(Saved entries)
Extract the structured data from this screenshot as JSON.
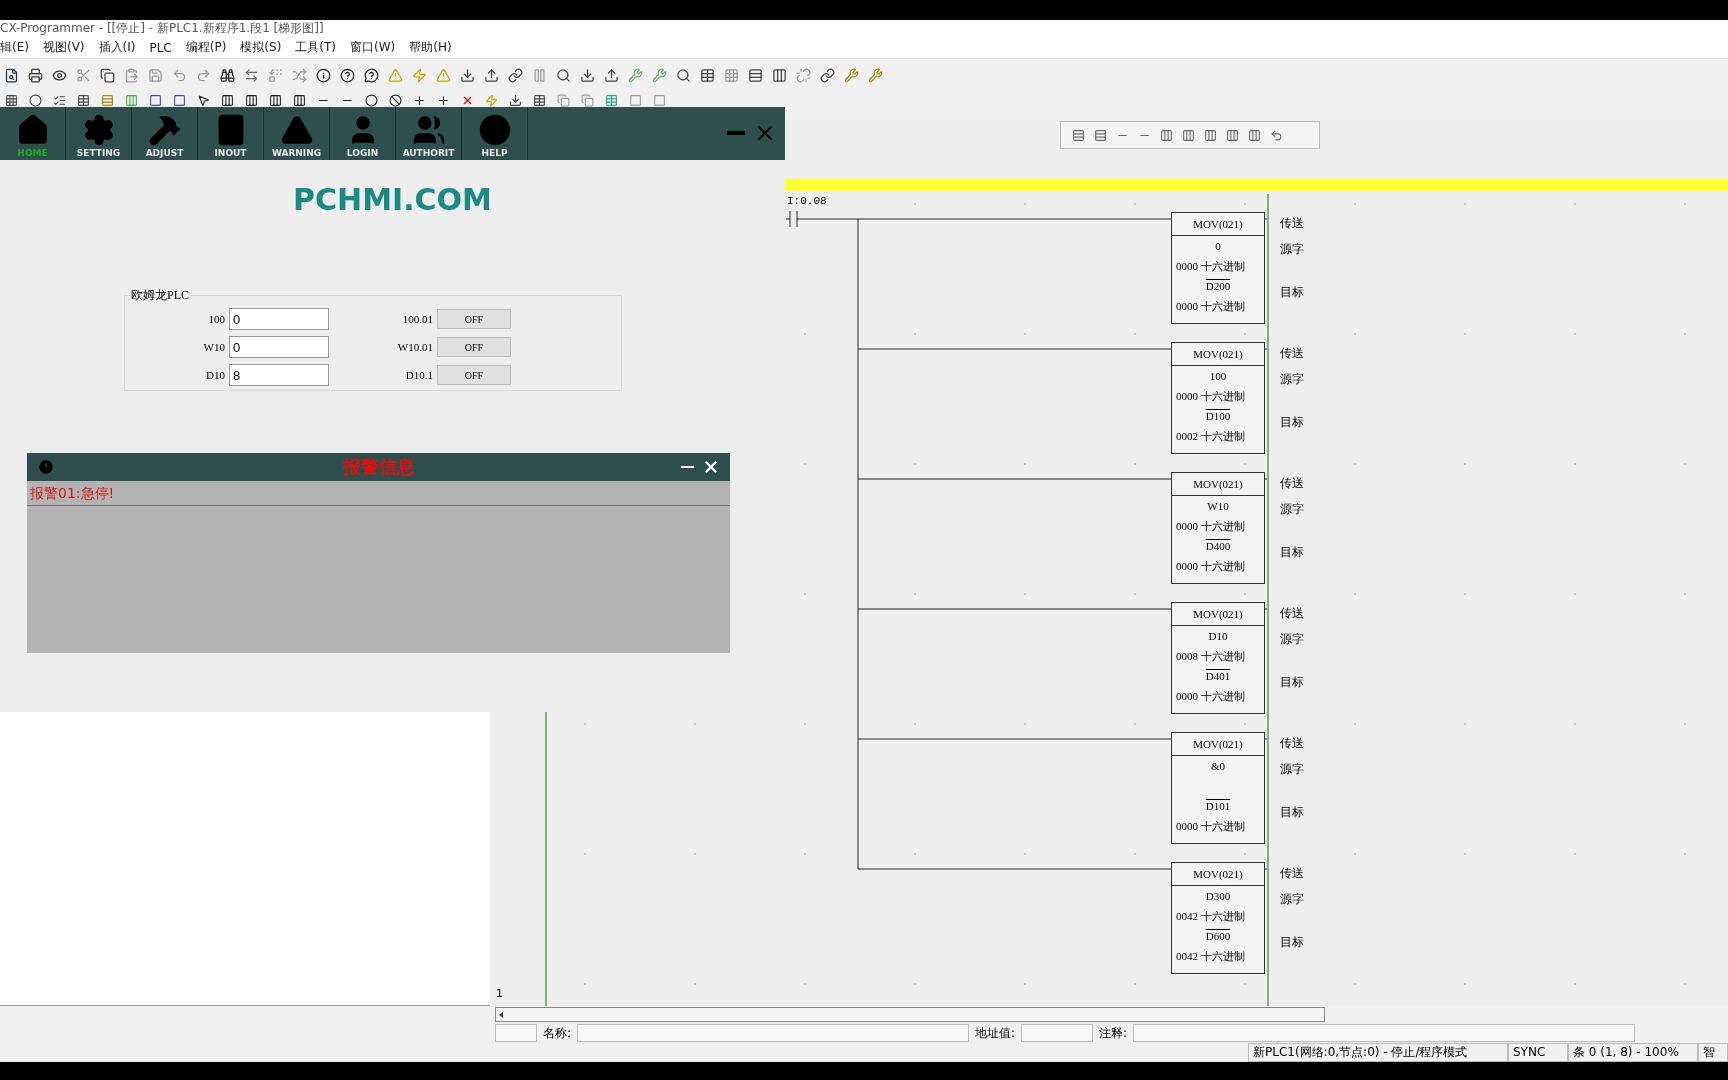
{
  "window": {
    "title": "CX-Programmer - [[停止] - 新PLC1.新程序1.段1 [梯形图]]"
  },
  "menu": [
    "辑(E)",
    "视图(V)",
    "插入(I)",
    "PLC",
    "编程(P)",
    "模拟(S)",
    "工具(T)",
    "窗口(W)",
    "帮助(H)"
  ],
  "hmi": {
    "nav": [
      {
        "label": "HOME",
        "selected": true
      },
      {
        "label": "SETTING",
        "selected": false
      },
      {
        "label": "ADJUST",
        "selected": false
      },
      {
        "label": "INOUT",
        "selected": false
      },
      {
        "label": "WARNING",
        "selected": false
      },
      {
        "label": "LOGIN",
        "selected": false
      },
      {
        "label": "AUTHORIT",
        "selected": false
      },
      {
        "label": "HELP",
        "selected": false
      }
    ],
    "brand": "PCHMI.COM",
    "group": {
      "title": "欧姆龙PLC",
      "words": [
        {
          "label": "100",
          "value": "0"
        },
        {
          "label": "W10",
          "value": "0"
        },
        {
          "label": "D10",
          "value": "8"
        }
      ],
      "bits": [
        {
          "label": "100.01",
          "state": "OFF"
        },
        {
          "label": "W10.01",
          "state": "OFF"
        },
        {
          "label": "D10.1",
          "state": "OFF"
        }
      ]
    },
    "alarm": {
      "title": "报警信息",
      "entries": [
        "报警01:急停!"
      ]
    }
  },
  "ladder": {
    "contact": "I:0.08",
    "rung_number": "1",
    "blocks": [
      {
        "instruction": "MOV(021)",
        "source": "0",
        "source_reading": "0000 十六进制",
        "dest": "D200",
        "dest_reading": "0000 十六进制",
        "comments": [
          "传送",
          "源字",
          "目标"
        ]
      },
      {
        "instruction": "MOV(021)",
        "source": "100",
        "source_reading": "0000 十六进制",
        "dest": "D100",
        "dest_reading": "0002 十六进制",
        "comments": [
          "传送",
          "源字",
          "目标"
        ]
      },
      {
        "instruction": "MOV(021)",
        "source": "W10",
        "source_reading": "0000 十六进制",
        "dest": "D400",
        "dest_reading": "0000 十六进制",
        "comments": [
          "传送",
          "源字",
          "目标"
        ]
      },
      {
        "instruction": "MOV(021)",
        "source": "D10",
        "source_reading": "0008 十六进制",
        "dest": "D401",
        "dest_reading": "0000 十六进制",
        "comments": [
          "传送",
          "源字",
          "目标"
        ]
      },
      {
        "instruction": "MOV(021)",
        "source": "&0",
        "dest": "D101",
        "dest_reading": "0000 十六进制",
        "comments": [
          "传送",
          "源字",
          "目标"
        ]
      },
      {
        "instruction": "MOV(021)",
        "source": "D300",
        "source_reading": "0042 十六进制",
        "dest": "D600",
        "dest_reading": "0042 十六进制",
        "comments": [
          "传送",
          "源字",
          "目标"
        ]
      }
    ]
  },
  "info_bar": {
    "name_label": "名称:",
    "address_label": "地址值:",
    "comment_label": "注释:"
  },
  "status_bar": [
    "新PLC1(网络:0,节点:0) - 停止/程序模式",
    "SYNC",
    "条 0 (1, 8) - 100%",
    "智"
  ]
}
==
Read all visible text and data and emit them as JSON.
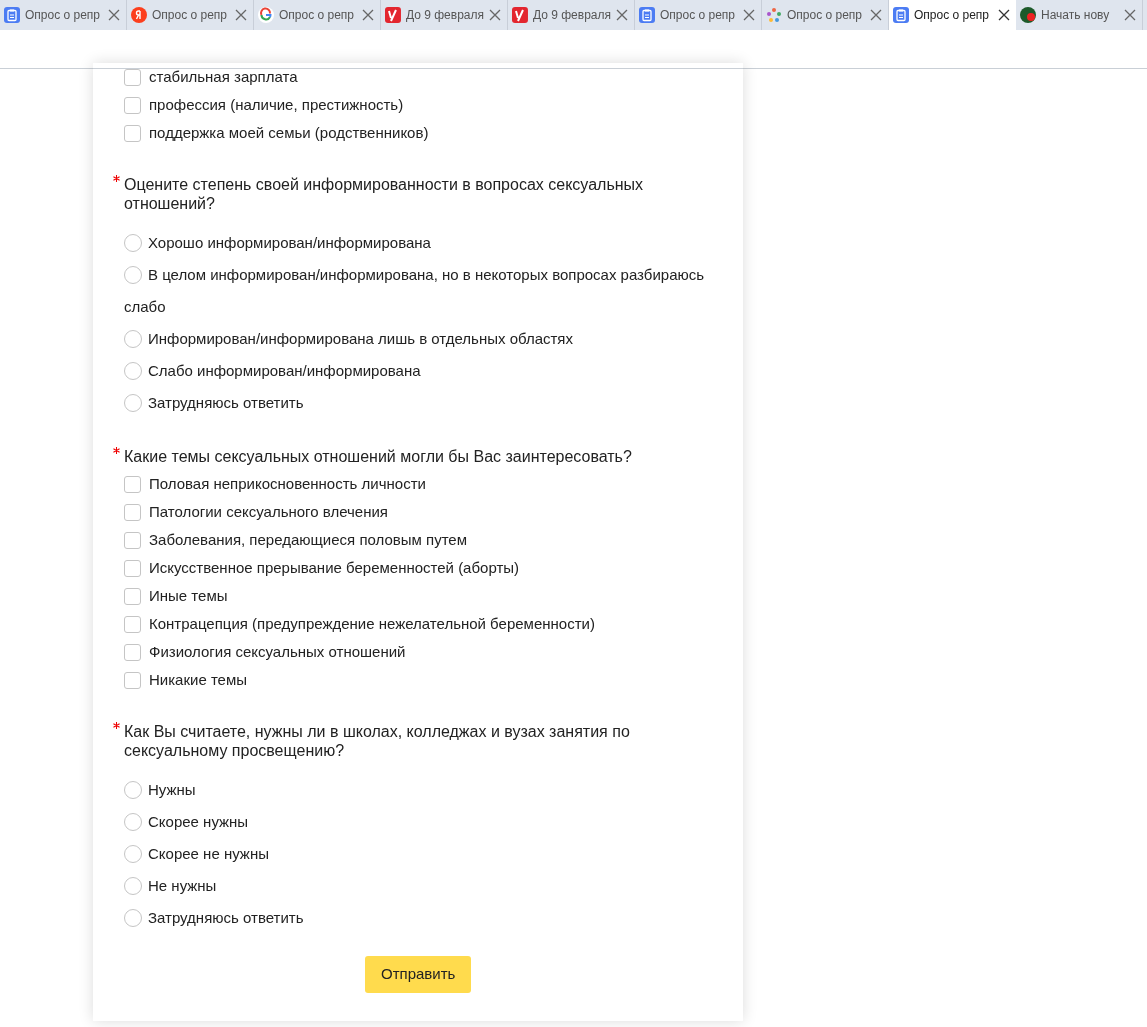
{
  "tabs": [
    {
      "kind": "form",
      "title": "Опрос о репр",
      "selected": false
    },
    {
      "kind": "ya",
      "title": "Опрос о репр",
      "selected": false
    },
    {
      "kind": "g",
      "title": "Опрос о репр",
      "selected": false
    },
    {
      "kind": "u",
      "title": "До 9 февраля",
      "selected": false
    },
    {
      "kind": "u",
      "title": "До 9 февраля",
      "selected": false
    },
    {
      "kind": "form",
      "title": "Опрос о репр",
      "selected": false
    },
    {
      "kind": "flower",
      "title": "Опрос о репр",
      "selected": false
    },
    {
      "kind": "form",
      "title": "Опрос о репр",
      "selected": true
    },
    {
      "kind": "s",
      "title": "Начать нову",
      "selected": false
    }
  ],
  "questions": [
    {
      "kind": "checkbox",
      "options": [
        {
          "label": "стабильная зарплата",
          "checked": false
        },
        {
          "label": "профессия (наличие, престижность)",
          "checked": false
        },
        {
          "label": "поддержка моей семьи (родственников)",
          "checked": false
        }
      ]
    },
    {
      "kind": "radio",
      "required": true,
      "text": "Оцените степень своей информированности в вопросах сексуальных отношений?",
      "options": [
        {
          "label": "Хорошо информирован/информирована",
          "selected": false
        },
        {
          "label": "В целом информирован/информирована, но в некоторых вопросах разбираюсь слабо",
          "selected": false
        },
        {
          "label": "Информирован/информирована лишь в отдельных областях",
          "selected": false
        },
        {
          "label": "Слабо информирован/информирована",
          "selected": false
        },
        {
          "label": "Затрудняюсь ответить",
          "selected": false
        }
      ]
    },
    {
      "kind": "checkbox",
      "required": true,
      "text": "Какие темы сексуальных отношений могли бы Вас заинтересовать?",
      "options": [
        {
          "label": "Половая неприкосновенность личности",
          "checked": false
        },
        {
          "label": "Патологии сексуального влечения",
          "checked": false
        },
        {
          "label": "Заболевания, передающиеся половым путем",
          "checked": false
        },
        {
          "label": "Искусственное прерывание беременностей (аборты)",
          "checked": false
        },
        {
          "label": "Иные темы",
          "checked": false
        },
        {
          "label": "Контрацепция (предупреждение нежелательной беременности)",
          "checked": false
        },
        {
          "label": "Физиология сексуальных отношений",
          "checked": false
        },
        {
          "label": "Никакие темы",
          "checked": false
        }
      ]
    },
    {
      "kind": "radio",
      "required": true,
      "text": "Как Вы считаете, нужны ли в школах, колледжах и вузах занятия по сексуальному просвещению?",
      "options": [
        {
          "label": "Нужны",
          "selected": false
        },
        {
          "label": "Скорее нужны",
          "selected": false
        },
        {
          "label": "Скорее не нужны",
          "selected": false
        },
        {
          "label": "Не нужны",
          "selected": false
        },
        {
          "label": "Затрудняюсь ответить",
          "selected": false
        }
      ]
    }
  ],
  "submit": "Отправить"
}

▶ _GIVEN EXERCISE_
What is the number of lines in the records above that include the word "JSON"? Reply with that number and nothing more.

▶ _WRITTEN ANSWER_
2